■ **Task details**
Write out the entries below once more, exactly, with the pictures left out.

■ **Available records**
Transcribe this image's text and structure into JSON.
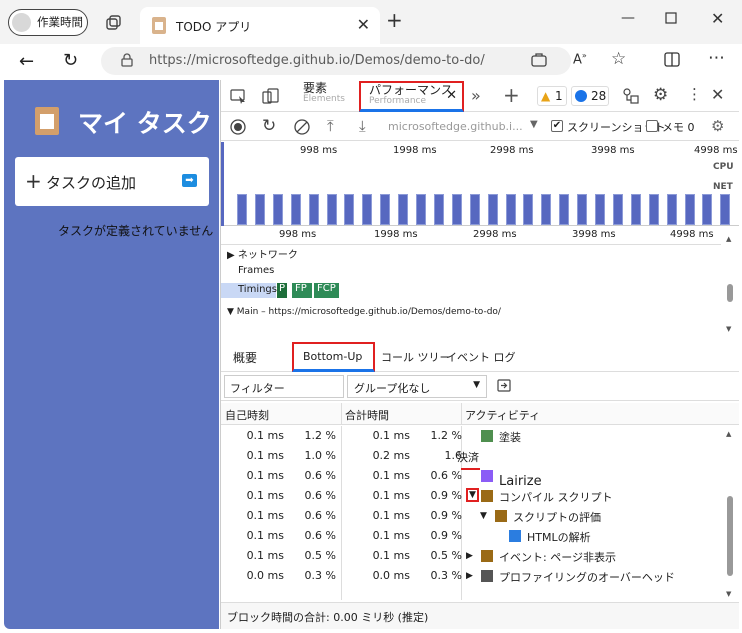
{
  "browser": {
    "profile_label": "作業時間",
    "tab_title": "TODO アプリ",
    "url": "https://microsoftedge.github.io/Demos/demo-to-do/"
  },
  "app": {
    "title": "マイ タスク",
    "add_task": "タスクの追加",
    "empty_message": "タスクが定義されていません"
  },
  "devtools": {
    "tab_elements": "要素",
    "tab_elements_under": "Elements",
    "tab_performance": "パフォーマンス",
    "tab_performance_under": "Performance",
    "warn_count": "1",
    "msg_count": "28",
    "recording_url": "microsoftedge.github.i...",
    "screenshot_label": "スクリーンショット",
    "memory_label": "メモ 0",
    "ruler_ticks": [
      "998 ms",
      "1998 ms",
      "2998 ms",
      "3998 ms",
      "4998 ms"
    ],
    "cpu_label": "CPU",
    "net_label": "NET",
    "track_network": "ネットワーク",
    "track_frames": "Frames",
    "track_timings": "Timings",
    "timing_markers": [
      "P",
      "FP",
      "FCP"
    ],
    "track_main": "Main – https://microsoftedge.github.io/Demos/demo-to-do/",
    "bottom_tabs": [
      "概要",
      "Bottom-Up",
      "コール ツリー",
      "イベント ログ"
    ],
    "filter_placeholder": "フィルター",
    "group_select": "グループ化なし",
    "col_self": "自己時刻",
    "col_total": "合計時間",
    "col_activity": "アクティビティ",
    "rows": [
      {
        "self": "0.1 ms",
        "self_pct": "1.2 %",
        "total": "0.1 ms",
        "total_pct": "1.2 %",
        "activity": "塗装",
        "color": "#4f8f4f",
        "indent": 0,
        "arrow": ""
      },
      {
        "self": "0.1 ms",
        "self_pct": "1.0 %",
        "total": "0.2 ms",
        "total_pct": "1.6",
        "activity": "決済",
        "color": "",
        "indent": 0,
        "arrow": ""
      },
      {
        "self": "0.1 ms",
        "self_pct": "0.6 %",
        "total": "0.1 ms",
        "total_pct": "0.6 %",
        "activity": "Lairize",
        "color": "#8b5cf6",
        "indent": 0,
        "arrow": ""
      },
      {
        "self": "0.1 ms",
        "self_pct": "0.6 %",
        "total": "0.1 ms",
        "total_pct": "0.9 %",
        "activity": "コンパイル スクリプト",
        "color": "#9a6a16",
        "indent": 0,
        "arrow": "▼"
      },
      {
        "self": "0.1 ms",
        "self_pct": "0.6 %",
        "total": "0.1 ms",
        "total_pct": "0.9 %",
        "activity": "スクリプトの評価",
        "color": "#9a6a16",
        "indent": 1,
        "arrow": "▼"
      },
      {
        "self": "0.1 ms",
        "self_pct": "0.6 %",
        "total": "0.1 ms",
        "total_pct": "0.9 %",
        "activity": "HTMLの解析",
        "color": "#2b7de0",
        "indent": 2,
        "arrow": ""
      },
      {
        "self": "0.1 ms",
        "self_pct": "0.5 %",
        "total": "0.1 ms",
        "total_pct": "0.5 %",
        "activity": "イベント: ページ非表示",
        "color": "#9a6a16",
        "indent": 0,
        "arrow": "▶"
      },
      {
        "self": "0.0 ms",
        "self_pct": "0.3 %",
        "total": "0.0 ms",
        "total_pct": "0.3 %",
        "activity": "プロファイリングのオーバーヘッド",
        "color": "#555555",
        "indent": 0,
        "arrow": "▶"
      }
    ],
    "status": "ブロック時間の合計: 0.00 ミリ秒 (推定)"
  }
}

■ **Task result**
Transcribe this image's text and structure into JSON.
{
  "browser": {
    "profile_label": "作業時間",
    "tab_title": "TODO アプリ",
    "url": "https://microsoftedge.github.io/Demos/demo-to-do/"
  },
  "app": {
    "title": "マイ タスク",
    "add_task": "タスクの追加",
    "empty_message": "タスクが定義されていません"
  },
  "devtools": {
    "tab_elements": "要素",
    "tab_elements_under": "Elements",
    "tab_performance": "パフォーマンス",
    "tab_performance_under": "Performance",
    "warn_count": "1",
    "msg_count": "28",
    "recording_url": "microsoftedge.github.i...",
    "screenshot_label": "スクリーンショット",
    "memory_label": "メモ 0",
    "ruler_ticks": [
      "998 ms",
      "1998 ms",
      "2998 ms",
      "3998 ms",
      "4998 ms"
    ],
    "cpu_label": "CPU",
    "net_label": "NET",
    "track_network": "ネットワーク",
    "track_frames": "Frames",
    "track_timings": "Timings",
    "timing_markers": [
      "P",
      "FP",
      "FCP"
    ],
    "track_main": "Main – https://microsoftedge.github.io/Demos/demo-to-do/",
    "bottom_tabs": [
      "概要",
      "Bottom-Up",
      "コール ツリー",
      "イベント ログ"
    ],
    "filter_placeholder": "フィルター",
    "group_select": "グループ化なし",
    "col_self": "自己時刻",
    "col_total": "合計時間",
    "col_activity": "アクティビティ",
    "rows": [
      {
        "self": "0.1 ms",
        "self_pct": "1.2 %",
        "total": "0.1 ms",
        "total_pct": "1.2 %",
        "activity": "塗装",
        "color": "#4f8f4f",
        "indent": 0,
        "arrow": ""
      },
      {
        "self": "0.1 ms",
        "self_pct": "1.0 %",
        "total": "0.2 ms",
        "total_pct": "1.6",
        "activity": "決済",
        "color": "",
        "indent": 0,
        "arrow": ""
      },
      {
        "self": "0.1 ms",
        "self_pct": "0.6 %",
        "total": "0.1 ms",
        "total_pct": "0.6 %",
        "activity": "Lairize",
        "color": "#8b5cf6",
        "indent": 0,
        "arrow": ""
      },
      {
        "self": "0.1 ms",
        "self_pct": "0.6 %",
        "total": "0.1 ms",
        "total_pct": "0.9 %",
        "activity": "コンパイル スクリプト",
        "color": "#9a6a16",
        "indent": 0,
        "arrow": "▼"
      },
      {
        "self": "0.1 ms",
        "self_pct": "0.6 %",
        "total": "0.1 ms",
        "total_pct": "0.9 %",
        "activity": "スクリプトの評価",
        "color": "#9a6a16",
        "indent": 1,
        "arrow": "▼"
      },
      {
        "self": "0.1 ms",
        "self_pct": "0.6 %",
        "total": "0.1 ms",
        "total_pct": "0.9 %",
        "activity": "HTMLの解析",
        "color": "#2b7de0",
        "indent": 2,
        "arrow": ""
      },
      {
        "self": "0.1 ms",
        "self_pct": "0.5 %",
        "total": "0.1 ms",
        "total_pct": "0.5 %",
        "activity": "イベント: ページ非表示",
        "color": "#9a6a16",
        "indent": 0,
        "arrow": "▶"
      },
      {
        "self": "0.0 ms",
        "self_pct": "0.3 %",
        "total": "0.0 ms",
        "total_pct": "0.3 %",
        "activity": "プロファイリングのオーバーヘッド",
        "color": "#555555",
        "indent": 0,
        "arrow": "▶"
      }
    ],
    "status": "ブロック時間の合計: 0.00 ミリ秒 (推定)"
  }
}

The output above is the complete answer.